§ Task
Copy all lines that contain the word "passed".

Dataset items

......

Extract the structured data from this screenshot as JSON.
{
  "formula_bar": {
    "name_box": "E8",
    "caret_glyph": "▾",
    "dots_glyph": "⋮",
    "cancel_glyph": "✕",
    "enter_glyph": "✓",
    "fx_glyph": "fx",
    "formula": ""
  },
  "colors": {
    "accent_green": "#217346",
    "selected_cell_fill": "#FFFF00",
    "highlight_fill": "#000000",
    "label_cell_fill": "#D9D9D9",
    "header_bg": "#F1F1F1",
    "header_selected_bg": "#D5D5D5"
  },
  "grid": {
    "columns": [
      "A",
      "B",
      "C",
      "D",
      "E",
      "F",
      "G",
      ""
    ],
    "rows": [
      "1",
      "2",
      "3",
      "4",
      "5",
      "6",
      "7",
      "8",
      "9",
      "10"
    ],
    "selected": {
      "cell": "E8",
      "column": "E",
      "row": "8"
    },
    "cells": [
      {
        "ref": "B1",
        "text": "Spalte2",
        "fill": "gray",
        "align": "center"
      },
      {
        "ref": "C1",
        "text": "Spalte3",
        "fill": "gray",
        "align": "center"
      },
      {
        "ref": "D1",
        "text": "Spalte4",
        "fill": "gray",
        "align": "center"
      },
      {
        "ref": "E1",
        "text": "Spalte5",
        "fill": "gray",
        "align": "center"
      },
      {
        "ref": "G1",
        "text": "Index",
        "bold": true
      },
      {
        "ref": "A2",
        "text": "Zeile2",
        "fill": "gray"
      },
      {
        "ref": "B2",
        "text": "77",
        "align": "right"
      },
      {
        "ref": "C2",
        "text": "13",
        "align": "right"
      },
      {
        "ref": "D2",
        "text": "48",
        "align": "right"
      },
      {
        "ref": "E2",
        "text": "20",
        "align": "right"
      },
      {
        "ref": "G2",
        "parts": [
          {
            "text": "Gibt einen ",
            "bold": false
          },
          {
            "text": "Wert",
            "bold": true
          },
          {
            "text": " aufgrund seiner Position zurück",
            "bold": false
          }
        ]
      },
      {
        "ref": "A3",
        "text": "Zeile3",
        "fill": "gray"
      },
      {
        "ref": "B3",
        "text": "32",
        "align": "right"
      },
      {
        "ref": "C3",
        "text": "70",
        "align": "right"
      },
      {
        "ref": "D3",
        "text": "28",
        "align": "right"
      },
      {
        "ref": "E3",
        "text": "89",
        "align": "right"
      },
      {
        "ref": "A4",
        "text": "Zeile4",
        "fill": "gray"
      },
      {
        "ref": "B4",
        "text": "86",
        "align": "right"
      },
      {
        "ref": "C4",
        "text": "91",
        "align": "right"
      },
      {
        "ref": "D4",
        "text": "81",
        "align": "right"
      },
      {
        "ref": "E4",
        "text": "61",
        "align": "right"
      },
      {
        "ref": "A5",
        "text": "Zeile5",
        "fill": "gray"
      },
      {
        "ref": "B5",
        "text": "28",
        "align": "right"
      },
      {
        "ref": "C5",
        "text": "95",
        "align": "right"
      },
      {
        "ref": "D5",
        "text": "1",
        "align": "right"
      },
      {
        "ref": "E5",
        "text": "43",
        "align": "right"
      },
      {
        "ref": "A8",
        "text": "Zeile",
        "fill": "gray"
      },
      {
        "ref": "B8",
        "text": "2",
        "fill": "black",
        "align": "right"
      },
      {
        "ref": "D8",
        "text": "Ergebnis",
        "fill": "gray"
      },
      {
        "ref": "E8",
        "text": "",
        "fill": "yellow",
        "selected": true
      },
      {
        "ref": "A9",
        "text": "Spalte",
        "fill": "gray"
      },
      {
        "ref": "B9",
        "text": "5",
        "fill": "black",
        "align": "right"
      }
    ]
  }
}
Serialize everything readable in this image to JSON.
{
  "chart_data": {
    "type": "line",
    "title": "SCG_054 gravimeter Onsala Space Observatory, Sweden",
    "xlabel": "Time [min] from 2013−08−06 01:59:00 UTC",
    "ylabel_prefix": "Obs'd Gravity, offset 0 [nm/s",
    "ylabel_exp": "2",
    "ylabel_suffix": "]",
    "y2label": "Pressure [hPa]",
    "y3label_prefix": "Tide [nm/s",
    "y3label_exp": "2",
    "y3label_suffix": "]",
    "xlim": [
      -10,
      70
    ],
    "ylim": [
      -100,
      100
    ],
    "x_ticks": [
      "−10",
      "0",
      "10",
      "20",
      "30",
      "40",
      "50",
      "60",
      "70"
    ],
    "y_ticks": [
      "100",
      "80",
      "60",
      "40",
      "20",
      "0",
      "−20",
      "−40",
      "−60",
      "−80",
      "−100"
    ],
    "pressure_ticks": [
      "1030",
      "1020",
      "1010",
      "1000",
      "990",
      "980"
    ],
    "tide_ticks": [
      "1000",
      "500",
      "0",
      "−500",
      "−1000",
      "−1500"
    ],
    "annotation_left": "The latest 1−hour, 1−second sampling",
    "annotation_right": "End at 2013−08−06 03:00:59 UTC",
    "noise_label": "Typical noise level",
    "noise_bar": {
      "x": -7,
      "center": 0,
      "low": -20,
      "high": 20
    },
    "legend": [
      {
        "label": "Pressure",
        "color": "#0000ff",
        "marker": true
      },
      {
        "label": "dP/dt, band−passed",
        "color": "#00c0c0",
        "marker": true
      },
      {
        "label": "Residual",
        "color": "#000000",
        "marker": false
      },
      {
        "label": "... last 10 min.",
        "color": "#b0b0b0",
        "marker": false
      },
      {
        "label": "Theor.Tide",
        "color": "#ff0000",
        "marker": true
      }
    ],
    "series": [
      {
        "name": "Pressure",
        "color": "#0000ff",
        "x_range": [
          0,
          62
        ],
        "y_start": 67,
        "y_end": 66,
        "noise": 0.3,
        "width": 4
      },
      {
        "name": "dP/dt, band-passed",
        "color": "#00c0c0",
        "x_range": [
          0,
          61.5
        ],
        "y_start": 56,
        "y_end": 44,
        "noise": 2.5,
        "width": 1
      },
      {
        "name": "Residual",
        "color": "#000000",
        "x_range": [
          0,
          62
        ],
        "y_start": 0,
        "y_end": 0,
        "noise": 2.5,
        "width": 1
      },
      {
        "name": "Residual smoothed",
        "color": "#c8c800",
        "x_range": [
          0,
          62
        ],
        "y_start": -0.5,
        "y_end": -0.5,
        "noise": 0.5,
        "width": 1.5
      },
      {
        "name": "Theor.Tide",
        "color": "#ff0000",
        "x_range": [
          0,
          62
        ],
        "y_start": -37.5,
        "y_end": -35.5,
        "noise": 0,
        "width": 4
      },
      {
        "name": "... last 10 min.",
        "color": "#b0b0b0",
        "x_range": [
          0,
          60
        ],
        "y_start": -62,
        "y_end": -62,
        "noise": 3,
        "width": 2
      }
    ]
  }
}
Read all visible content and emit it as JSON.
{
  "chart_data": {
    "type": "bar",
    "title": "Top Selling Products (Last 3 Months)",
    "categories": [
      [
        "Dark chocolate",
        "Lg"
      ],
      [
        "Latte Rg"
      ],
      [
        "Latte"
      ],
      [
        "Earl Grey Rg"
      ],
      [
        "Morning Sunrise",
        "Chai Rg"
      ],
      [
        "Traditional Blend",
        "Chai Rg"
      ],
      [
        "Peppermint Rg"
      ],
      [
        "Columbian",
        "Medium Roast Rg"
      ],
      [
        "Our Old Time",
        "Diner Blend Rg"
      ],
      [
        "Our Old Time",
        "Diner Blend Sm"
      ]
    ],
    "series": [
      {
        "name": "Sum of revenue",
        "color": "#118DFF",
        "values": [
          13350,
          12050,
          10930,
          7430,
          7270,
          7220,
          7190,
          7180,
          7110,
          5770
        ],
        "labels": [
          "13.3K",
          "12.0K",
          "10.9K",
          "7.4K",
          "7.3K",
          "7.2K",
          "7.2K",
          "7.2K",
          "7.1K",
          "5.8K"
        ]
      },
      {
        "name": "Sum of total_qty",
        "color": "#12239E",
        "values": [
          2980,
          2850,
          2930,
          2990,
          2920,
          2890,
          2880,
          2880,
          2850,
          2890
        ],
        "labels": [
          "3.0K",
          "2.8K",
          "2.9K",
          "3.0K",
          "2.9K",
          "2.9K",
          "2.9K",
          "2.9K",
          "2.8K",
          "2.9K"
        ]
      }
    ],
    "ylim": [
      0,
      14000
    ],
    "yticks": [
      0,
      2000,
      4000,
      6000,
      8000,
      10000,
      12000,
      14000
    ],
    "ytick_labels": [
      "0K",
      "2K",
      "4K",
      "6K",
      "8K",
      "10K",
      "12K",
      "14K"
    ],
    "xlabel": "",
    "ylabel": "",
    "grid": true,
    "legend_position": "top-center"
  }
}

......

§ Solution below
        "label": "dP/dt, band−passed",
        "name": "dP/dt, band-passed",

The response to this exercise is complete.